(Saved entries)
════
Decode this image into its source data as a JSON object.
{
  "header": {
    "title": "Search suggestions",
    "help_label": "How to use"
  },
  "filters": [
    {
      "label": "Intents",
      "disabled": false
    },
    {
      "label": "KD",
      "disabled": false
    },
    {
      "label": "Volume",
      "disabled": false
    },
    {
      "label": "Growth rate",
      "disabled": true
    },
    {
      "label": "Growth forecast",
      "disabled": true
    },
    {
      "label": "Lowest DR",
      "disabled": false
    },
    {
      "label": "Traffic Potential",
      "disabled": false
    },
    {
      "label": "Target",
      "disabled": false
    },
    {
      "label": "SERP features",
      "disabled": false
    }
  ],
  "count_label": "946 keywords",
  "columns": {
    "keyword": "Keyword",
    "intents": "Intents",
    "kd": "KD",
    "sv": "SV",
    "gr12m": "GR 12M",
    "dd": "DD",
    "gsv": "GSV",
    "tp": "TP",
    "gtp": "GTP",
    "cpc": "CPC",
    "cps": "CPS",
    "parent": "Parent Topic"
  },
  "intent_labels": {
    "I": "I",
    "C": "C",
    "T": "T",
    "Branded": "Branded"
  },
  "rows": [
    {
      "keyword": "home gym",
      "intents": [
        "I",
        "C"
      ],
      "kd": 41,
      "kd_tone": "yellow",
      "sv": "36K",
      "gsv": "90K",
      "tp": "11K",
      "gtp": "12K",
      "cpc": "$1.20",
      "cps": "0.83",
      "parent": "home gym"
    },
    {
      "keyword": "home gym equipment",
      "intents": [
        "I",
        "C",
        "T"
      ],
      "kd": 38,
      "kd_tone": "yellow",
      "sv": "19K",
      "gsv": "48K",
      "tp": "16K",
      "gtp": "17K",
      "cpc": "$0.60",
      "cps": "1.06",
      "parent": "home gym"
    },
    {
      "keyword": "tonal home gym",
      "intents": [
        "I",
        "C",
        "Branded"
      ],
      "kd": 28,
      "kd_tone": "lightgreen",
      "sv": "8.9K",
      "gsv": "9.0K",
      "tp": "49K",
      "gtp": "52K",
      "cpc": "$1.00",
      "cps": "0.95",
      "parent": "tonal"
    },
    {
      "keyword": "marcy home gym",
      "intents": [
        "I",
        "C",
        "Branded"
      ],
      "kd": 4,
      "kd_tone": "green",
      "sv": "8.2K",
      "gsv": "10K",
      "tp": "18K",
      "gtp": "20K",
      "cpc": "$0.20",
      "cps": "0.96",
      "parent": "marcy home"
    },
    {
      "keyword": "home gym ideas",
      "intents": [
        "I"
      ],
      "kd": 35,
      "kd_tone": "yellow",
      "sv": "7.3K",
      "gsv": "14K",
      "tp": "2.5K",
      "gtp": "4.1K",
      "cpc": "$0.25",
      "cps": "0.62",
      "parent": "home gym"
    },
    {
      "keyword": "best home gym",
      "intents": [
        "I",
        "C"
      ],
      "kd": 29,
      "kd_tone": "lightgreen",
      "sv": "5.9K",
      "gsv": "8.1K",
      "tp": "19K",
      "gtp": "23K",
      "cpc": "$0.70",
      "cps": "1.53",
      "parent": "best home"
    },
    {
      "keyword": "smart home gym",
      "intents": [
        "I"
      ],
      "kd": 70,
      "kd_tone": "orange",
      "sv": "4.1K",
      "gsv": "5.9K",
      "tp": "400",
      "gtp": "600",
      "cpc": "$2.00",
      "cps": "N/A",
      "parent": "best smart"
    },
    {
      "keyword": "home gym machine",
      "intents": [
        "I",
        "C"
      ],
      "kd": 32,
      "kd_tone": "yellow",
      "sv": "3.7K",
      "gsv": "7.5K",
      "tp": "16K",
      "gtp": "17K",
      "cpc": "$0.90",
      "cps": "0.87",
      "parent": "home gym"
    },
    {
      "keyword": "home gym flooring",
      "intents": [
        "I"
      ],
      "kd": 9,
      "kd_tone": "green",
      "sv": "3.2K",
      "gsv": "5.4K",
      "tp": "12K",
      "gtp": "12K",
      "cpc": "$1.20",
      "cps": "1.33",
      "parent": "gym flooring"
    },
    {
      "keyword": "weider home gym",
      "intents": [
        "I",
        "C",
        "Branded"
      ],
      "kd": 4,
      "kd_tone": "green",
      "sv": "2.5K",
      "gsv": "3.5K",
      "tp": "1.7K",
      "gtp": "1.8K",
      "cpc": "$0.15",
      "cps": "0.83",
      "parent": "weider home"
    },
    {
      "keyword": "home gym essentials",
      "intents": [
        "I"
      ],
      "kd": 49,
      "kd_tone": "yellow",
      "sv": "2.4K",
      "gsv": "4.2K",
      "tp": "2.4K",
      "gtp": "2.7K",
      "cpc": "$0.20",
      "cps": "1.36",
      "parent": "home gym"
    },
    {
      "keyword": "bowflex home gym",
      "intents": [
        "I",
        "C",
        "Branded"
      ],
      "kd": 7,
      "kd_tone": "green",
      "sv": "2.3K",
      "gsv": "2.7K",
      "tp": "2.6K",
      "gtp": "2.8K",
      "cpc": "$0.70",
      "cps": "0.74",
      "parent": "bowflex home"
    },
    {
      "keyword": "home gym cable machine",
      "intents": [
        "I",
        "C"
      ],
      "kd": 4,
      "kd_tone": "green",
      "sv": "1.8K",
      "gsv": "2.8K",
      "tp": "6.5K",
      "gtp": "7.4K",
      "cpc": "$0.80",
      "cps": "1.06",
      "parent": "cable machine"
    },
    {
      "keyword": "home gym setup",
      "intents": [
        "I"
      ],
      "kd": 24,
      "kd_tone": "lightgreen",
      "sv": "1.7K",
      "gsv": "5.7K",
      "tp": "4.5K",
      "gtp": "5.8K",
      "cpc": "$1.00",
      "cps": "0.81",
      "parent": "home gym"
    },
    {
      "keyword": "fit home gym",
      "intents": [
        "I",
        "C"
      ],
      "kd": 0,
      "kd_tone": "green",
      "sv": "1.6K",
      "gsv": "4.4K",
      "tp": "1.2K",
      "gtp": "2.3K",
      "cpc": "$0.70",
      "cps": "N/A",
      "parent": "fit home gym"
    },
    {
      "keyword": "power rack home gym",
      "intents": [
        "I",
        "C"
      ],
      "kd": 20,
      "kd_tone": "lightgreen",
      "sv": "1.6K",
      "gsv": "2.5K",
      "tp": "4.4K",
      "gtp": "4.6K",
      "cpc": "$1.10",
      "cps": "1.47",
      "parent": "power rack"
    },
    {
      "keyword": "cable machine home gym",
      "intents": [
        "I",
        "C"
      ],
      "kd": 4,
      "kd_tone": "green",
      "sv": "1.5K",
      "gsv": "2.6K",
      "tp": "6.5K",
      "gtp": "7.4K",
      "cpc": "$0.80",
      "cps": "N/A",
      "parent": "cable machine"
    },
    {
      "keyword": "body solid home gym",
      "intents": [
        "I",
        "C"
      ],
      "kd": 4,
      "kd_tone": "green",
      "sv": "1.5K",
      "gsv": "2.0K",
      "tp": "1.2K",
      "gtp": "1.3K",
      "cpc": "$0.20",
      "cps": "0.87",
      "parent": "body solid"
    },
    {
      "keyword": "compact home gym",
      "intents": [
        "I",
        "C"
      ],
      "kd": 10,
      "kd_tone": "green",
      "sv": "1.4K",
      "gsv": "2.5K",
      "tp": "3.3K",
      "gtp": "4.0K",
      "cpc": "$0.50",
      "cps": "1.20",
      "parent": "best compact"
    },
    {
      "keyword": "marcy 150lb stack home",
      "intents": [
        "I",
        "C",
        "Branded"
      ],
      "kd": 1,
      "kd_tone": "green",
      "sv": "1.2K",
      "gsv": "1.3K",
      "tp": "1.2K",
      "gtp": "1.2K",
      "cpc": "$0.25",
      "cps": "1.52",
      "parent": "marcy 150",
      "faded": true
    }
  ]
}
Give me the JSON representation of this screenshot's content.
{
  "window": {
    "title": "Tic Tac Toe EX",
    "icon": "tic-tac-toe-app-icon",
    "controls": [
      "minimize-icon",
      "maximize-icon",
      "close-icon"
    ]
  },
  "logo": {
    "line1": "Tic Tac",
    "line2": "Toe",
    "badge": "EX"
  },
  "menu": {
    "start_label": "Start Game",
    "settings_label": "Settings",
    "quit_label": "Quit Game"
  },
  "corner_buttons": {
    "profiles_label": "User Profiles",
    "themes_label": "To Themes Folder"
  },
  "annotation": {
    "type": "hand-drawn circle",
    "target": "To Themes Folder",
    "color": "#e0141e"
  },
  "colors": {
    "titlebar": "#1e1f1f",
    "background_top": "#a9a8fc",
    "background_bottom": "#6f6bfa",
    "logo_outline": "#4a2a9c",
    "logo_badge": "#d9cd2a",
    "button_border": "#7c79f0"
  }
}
════
● YOUR INSTRUCTIONS
Scan the data for the word "compact" and copy every line where it shows up.

● TASK OUTPUT
      "keyword": "compact home gym",
      "parent": "best compact"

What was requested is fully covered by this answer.